[Dataset entries]
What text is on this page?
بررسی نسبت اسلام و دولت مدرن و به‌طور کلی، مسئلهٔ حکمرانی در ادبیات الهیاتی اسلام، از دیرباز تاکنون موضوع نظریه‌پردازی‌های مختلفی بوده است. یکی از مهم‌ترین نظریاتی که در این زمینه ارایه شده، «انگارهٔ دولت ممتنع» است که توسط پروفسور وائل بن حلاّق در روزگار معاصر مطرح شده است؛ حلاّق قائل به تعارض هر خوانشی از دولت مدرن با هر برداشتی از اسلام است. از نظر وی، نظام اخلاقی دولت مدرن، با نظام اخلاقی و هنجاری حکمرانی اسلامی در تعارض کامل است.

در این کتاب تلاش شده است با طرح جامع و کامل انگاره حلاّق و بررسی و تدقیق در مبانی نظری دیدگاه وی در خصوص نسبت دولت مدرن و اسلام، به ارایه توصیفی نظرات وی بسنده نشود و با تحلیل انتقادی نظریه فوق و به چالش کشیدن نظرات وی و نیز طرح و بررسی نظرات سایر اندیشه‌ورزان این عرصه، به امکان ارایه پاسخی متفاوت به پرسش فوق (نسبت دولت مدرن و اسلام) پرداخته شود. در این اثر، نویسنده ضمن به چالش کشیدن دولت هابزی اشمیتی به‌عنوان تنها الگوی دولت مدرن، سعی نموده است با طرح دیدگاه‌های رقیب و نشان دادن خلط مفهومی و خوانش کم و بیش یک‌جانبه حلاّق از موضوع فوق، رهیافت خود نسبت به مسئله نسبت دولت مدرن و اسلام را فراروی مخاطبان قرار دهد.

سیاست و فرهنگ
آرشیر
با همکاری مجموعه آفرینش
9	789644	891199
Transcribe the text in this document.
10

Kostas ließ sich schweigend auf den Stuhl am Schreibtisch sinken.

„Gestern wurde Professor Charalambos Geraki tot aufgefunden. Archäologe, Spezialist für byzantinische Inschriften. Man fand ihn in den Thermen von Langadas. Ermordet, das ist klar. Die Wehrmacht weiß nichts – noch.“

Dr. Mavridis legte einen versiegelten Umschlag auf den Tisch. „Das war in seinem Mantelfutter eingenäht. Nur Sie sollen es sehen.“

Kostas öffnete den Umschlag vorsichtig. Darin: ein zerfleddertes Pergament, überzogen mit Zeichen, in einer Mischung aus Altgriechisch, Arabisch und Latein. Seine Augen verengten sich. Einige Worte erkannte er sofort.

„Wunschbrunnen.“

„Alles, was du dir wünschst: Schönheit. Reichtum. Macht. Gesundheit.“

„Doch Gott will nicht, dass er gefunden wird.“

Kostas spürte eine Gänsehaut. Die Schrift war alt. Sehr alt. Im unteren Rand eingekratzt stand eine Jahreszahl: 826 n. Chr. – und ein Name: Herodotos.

» **Aim of the exercise**
Output all of the data again. Match it exactly.

» **Output below**
What text is on this page?
بررسی نسبت اسلام و دولت مدرن و به‌طور کلی، مسئلهٔ حکمرانی در ادبیات الهیاتی اسلام، از دیرباز تاکنون موضوع نظریه‌پردازی‌های مختلفی بوده است. یکی از مهم‌ترین نظریاتی که در این زمینه ارایه شده، «انگارهٔ دولت ممتنع» است که توسط پروفسور وائل بن حلاّق در روزگار معاصر مطرح شده است؛ حلاّق قائل به تعارض هر خوانشی از دولت مدرن با هر برداشتی از اسلام است. از نظر وی، نظام اخلاقی دولت مدرن، با نظام اخلاقی و هنجاری حکمرانی اسلامی در تعارض کامل است.

در این کتاب تلاش شده است با طرح جامع و کامل انگاره حلاّق و بررسی و تدقیق در مبانی نظری دیدگاه وی در خصوص نسبت دولت مدرن و اسلام، به ارایه توصیفی نظرات وی بسنده نشود و با تحلیل انتقادی نظریه فوق و به چالش کشیدن نظرات وی و نیز طرح و بررسی نظرات سایر اندیشه‌ورزان این عرصه، به امکان ارایه پاسخی متفاوت به پرسش فوق (نسبت دولت مدرن و اسلام) پرداخته شود. در این اثر، نویسنده ضمن به چالش کشیدن دولت هابزی اشمیتی به‌عنوان تنها الگوی دولت مدرن، سعی نموده است با طرح دیدگاه‌های رقیب و نشان دادن خلط مفهومی و خوانش کم و بیش یک‌جانبه حلاّق از موضوع فوق، رهیافت خود نسبت به مسئله نسبت دولت مدرن و اسلام را فراروی مخاطبان قرار دهد.

سیاست و فرهنگ
آرشیر
با همکاری مجموعه آفرینش
9	789644	891199
Transcribe the text in this document.
10

Kostas ließ sich schweigend auf den Stuhl am Schreibtisch sinken.

„Gestern wurde Professor Charalambos Geraki tot aufgefunden. Archäologe, Spezialist für byzantinische Inschriften. Man fand ihn in den Thermen von Langadas. Ermordet, das ist klar. Die Wehrmacht weiß nichts – noch.“

Dr. Mavridis legte einen versiegelten Umschlag auf den Tisch. „Das war in seinem Mantelfutter eingenäht. Nur Sie sollen es sehen.“

Kostas öffnete den Umschlag vorsichtig. Darin: ein zerfleddertes Pergament, überzogen mit Zeichen, in einer Mischung aus Altgriechisch, Arabisch und Latein. Seine Augen verengten sich. Einige Worte erkannte er sofort.

„Wunschbrunnen.“

„Alles, was du dir wünschst: Schönheit. Reichtum. Macht. Gesundheit.“

„Doch Gott will nicht, dass er gefunden wird.“

Kostas spürte eine Gänsehaut. Die Schrift war alt. Sehr alt. Im unteren Rand eingekratzt stand eine Jahreszahl: 826 n. Chr. – und ein Name: Herodotos.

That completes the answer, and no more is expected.